**Your goal**
Give the entries again, word for word.

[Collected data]
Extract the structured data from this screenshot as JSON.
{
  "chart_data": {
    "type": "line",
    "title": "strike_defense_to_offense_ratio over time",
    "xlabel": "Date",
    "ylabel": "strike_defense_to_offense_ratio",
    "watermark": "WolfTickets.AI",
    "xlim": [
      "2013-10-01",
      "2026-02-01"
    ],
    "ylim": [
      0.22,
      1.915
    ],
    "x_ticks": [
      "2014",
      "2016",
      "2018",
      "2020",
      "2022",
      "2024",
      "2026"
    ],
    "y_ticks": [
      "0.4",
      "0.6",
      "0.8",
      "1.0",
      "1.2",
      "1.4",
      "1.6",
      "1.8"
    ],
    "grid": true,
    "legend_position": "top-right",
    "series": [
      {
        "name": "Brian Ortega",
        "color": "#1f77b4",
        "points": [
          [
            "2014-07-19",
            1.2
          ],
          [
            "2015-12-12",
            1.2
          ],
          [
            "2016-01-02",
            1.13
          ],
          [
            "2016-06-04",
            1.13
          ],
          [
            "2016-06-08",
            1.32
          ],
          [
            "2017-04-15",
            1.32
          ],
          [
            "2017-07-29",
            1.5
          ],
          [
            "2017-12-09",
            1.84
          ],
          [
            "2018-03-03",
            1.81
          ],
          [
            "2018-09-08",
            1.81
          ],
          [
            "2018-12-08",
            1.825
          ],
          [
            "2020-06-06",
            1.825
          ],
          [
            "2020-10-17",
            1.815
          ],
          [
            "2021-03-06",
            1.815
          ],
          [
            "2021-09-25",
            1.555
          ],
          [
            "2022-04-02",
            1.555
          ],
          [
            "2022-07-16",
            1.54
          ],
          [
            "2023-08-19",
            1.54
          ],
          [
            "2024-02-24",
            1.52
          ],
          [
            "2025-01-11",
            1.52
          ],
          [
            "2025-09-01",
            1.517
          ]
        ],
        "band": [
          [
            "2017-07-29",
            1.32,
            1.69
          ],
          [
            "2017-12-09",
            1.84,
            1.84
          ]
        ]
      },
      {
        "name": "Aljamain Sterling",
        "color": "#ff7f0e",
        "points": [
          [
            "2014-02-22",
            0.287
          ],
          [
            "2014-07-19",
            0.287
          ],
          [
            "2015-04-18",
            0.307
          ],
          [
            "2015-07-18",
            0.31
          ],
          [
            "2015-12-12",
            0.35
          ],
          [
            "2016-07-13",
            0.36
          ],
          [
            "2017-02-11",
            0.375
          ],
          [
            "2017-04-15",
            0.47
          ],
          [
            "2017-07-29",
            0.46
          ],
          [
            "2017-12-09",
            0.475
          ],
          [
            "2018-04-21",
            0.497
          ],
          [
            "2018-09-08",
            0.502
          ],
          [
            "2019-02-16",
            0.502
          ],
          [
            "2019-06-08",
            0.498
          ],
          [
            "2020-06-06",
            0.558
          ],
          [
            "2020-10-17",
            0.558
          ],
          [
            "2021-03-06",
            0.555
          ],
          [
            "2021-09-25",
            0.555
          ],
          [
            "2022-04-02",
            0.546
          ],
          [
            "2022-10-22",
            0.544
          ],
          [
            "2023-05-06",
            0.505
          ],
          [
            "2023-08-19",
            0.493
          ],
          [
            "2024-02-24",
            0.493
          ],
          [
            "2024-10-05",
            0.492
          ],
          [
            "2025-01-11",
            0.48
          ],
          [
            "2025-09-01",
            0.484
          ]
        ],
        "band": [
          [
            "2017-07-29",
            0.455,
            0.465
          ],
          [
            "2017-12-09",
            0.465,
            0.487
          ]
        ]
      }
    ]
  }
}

**Worked answer**
Extract the structured data from this screenshot as JSON.
{
  "chart_data": {
    "type": "line",
    "title": "strike_defense_to_offense_ratio over time",
    "xlabel": "Date",
    "ylabel": "strike_defense_to_offense_ratio",
    "watermark": "WolfTickets.AI",
    "xlim": [
      "2013-10-01",
      "2026-02-01"
    ],
    "ylim": [
      0.22,
      1.915
    ],
    "x_ticks": [
      "2014",
      "2016",
      "2018",
      "2020",
      "2022",
      "2024",
      "2026"
    ],
    "y_ticks": [
      "0.4",
      "0.6",
      "0.8",
      "1.0",
      "1.2",
      "1.4",
      "1.6",
      "1.8"
    ],
    "grid": true,
    "legend_position": "top-right",
    "series": [
      {
        "name": "Brian Ortega",
        "color": "#1f77b4",
        "points": [
          [
            "2014-07-19",
            1.2
          ],
          [
            "2015-12-12",
            1.2
          ],
          [
            "2016-01-02",
            1.13
          ],
          [
            "2016-06-04",
            1.13
          ],
          [
            "2016-06-08",
            1.32
          ],
          [
            "2017-04-15",
            1.32
          ],
          [
            "2017-07-29",
            1.5
          ],
          [
            "2017-12-09",
            1.84
          ],
          [
            "2018-03-03",
            1.81
          ],
          [
            "2018-09-08",
            1.81
          ],
          [
            "2018-12-08",
            1.825
          ],
          [
            "2020-06-06",
            1.825
          ],
          [
            "2020-10-17",
            1.815
          ],
          [
            "2021-03-06",
            1.815
          ],
          [
            "2021-09-25",
            1.555
          ],
          [
            "2022-04-02",
            1.555
          ],
          [
            "2022-07-16",
            1.54
          ],
          [
            "2023-08-19",
            1.54
          ],
          [
            "2024-02-24",
            1.52
          ],
          [
            "2025-01-11",
            1.52
          ],
          [
            "2025-09-01",
            1.517
          ]
        ],
        "band": [
          [
            "2017-07-29",
            1.32,
            1.69
          ],
          [
            "2017-12-09",
            1.84,
            1.84
          ]
        ]
      },
      {
        "name": "Aljamain Sterling",
        "color": "#ff7f0e",
        "points": [
          [
            "2014-02-22",
            0.287
          ],
          [
            "2014-07-19",
            0.287
          ],
          [
            "2015-04-18",
            0.307
          ],
          [
            "2015-07-18",
            0.31
          ],
          [
            "2015-12-12",
            0.35
          ],
          [
            "2016-07-13",
            0.36
          ],
          [
            "2017-02-11",
            0.375
          ],
          [
            "2017-04-15",
            0.47
          ],
          [
            "2017-07-29",
            0.46
          ],
          [
            "2017-12-09",
            0.475
          ],
          [
            "2018-04-21",
            0.497
          ],
          [
            "2018-09-08",
            0.502
          ],
          [
            "2019-02-16",
            0.502
          ],
          [
            "2019-06-08",
            0.498
          ],
          [
            "2020-06-06",
            0.558
          ],
          [
            "2020-10-17",
            0.558
          ],
          [
            "2021-03-06",
            0.555
          ],
          [
            "2021-09-25",
            0.555
          ],
          [
            "2022-04-02",
            0.546
          ],
          [
            "2022-10-22",
            0.544
          ],
          [
            "2023-05-06",
            0.505
          ],
          [
            "2023-08-19",
            0.493
          ],
          [
            "2024-02-24",
            0.493
          ],
          [
            "2024-10-05",
            0.492
          ],
          [
            "2025-01-11",
            0.48
          ],
          [
            "2025-09-01",
            0.484
          ]
        ],
        "band": [
          [
            "2017-07-29",
            0.455,
            0.465
          ],
          [
            "2017-12-09",
            0.465,
            0.487
          ]
        ]
      }
    ]
  }
}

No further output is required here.